→ **Extracted records**:

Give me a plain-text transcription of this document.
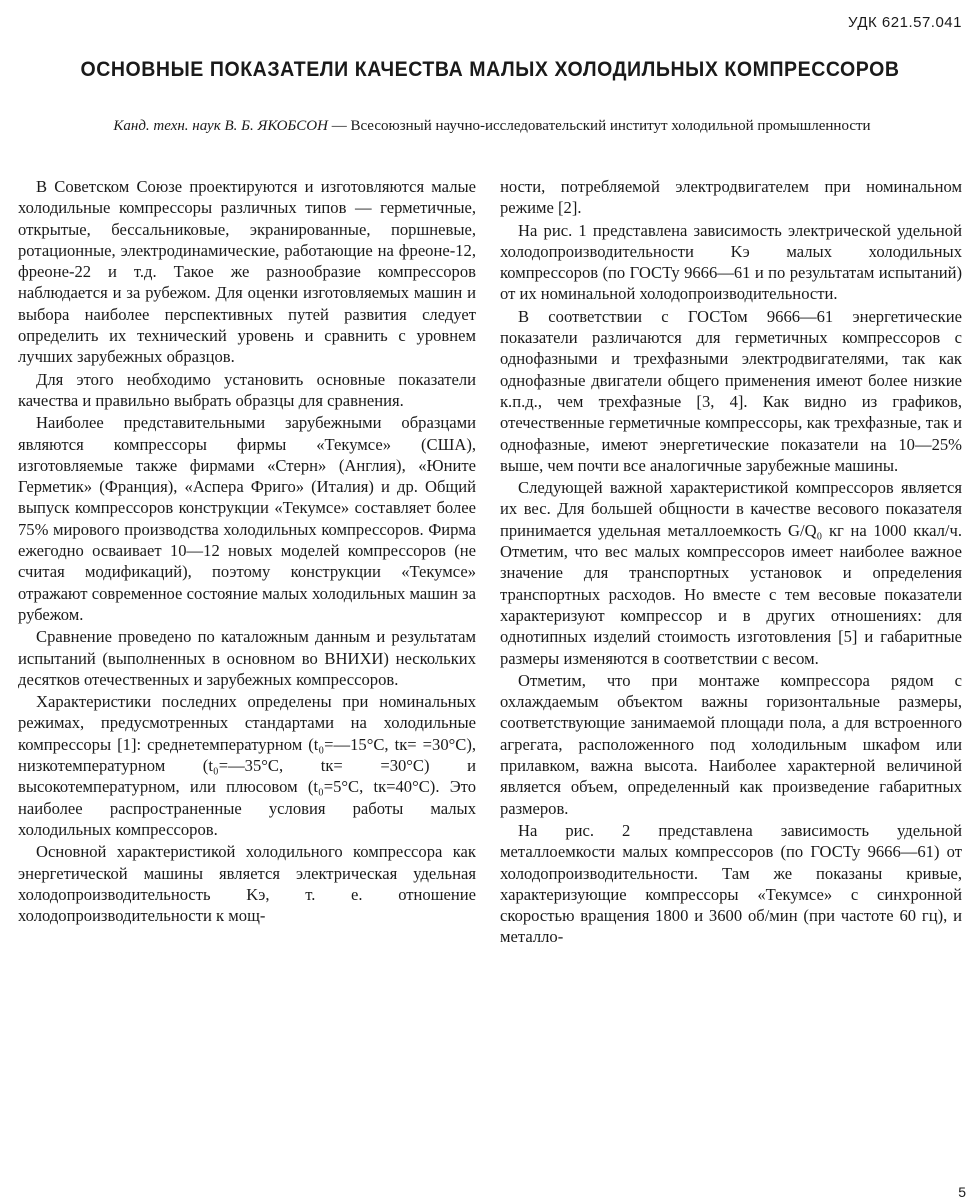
УДК 621.57.041
ОСНОВНЫЕ ПОКАЗАТЕЛИ КАЧЕСТВА МАЛЫХ ХОЛОДИЛЬНЫХ КОМПРЕССОРОВ
Канд. техн. наук В. Б. ЯКОБСОН — Всесоюзный научно-исследовательский институт холодильной промышленности

В Советском Союзе проектируются и изготовляются малые холодильные компрессоры различных типов — герметичные, открытые, бессальниковые, экранированные, поршневые, ротационные, электродинамические, работающие на фреоне-12, фреоне-22 и т.д. Такое же разнообразие компрессоров наблюдается и за рубежом. Для оценки изготовляемых машин и выбора наиболее перспективных путей развития следует определить их технический уровень и сравнить с уровнем лучших зарубежных образцов.

Для этого необходимо установить основные показатели качества и правильно выбрать образцы для сравнения.

Наиболее представительными зарубежными образцами являются компрессоры фирмы «Текумсе» (США), изготовляемые также фирмами «Стерн» (Англия), «Юните Герметик» (Франция), «Аспера Фриго» (Италия) и др. Общий выпуск компрессоров конструкции «Текумсе» составляет более 75% мирового производства холодильных компрессоров. Фирма ежегодно осваивает 10—12 новых моделей компрессоров (не считая модификаций), поэтому конструкции «Текумсе» отражают современное состояние малых холодильных машин за рубежом.

Сравнение проведено по каталожным данным и результатам испытаний (выполненных в основном во ВНИХИ) нескольких десятков отечественных и зарубежных компрессоров.

Характеристики последних определены при номинальных режимах, предусмотренных стандартами на холодильные компрессоры [1]: среднетемпературном (t₀=—15°C, tк= =30°C), низкотемпературном (t₀=—35°C, tк= =30°C) и высокотемпературном, или плюсовом (t₀=5°C, tк=40°C). Это наиболее распространенные условия работы малых холодильных компрессоров.

Основной характеристикой холодильного компрессора как энергетической машины является электрическая удельная холодопроизводительность Kэ, т. е. отношение холодопроизводительности к мощ-

ности, потребляемой электродвигателем при номинальном режиме [2].

На рис. 1 представлена зависимость электрической удельной холодопроизводительности Kэ малых холодильных компрессоров (по ГОСТу 9666—61 и по результатам испытаний) от их номинальной холодопроизводительности.

В соответствии с ГОСТом 9666—61 энергетические показатели различаются для герметичных компрессоров с однофазными и трехфазными электродвигателями, так как однофазные двигатели общего применения имеют более низкие к.п.д., чем трехфазные [3, 4]. Как видно из графиков, отечественные герметичные компрессоры, как трехфазные, так и однофазные, имеют энергетические показатели на 10—25% выше, чем почти все аналогичные зарубежные машины.

Следующей важной характеристикой компрессоров является их вес. Для большей общности в качестве весового показателя принимается удельная металлоемкость G/Q₀ кг на 1000 ккал/ч. Отметим, что вес малых компрессоров имеет наиболее важное значение для транспортных установок и определения транспортных расходов. Но вместе с тем весовые показатели характеризуют компрессор и в других отношениях: для однотипных изделий стоимость изготовления [5] и габаритные размеры изменяются в соответствии с весом.

Отметим, что при монтаже компрессора рядом с охлаждаемым объектом важны горизонтальные размеры, соответствующие занимаемой площади пола, а для встроенного агрегата, расположенного под холодильным шкафом или прилавком, важна высота. Наиболее характерной величиной является объем, определенный как произведение габаритных размеров.

На рис. 2 представлена зависимость удельной металлоемкости малых компрессоров (по ГОСТу 9666—61) от холодопроизводительности. Там же показаны кривые, характеризующие компрессоры «Текумсе» с синхронной скоростью вращения 1800 и 3600 об/мин (при частоте 60 гц), и металло-

5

→ **Problem details**: Extract all the entries word for word; omit any pictures.

→ **Solution to the problem**:
Give me a plain-text transcription of this document.
УДК 621.57.041
ОСНОВНЫЕ ПОКАЗАТЕЛИ КАЧЕСТВА МАЛЫХ ХОЛОДИЛЬНЫХ КОМПРЕССОРОВ
Канд. техн. наук В. Б. ЯКОБСОН — Всесоюзный научно-исследовательский институт холодильной промышленности

В Советском Союзе проектируются и изготовляются малые холодильные компрессоры различных типов — герметичные, открытые, бессальниковые, экранированные, поршневые, ротационные, электродинамические, работающие на фреоне-12, фреоне-22 и т.д. Такое же разнообразие компрессоров наблюдается и за рубежом. Для оценки изготовляемых машин и выбора наиболее перспективных путей развития следует определить их технический уровень и сравнить с уровнем лучших зарубежных образцов.

Для этого необходимо установить основные показатели качества и правильно выбрать образцы для сравнения.

Наиболее представительными зарубежными образцами являются компрессоры фирмы «Текумсе» (США), изготовляемые также фирмами «Стерн» (Англия), «Юните Герметик» (Франция), «Аспера Фриго» (Италия) и др. Общий выпуск компрессоров конструкции «Текумсе» составляет более 75% мирового производства холодильных компрессоров. Фирма ежегодно осваивает 10—12 новых моделей компрессоров (не считая модификаций), поэтому конструкции «Текумсе» отражают современное состояние малых холодильных машин за рубежом.

Сравнение проведено по каталожным данным и результатам испытаний (выполненных в основном во ВНИХИ) нескольких десятков отечественных и зарубежных компрессоров.

Характеристики последних определены при номинальных режимах, предусмотренных стандартами на холодильные компрессоры [1]: среднетемпературном (t₀=—15°C, tк= =30°C), низкотемпературном (t₀=—35°C, tк= =30°C) и высокотемпературном, или плюсовом (t₀=5°C, tк=40°C). Это наиболее распространенные условия работы малых холодильных компрессоров.

Основной характеристикой холодильного компрессора как энергетической машины является электрическая удельная холодопроизводительность Kэ, т. е. отношение холодопроизводительности к мощ-

ности, потребляемой электродвигателем при номинальном режиме [2].

На рис. 1 представлена зависимость электрической удельной холодопроизводительности Kэ малых холодильных компрессоров (по ГОСТу 9666—61 и по результатам испытаний) от их номинальной холодопроизводительности.

В соответствии с ГОСТом 9666—61 энергетические показатели различаются для герметичных компрессоров с однофазными и трехфазными электродвигателями, так как однофазные двигатели общего применения имеют более низкие к.п.д., чем трехфазные [3, 4]. Как видно из графиков, отечественные герметичные компрессоры, как трехфазные, так и однофазные, имеют энергетические показатели на 10—25% выше, чем почти все аналогичные зарубежные машины.

Следующей важной характеристикой компрессоров является их вес. Для большей общности в качестве весового показателя принимается удельная металлоемкость G/Q₀ кг на 1000 ккал/ч. Отметим, что вес малых компрессоров имеет наиболее важное значение для транспортных установок и определения транспортных расходов. Но вместе с тем весовые показатели характеризуют компрессор и в других отношениях: для однотипных изделий стоимость изготовления [5] и габаритные размеры изменяются в соответствии с весом.

Отметим, что при монтаже компрессора рядом с охлаждаемым объектом важны горизонтальные размеры, соответствующие занимаемой площади пола, а для встроенного агрегата, расположенного под холодильным шкафом или прилавком, важна высота. Наиболее характерной величиной является объем, определенный как произведение габаритных размеров.

На рис. 2 представлена зависимость удельной металлоемкости малых компрессоров (по ГОСТу 9666—61) от холодопроизводительности. Там же показаны кривые, характеризующие компрессоры «Текумсе» с синхронной скоростью вращения 1800 и 3600 об/мин (при частоте 60 гц), и металло-

5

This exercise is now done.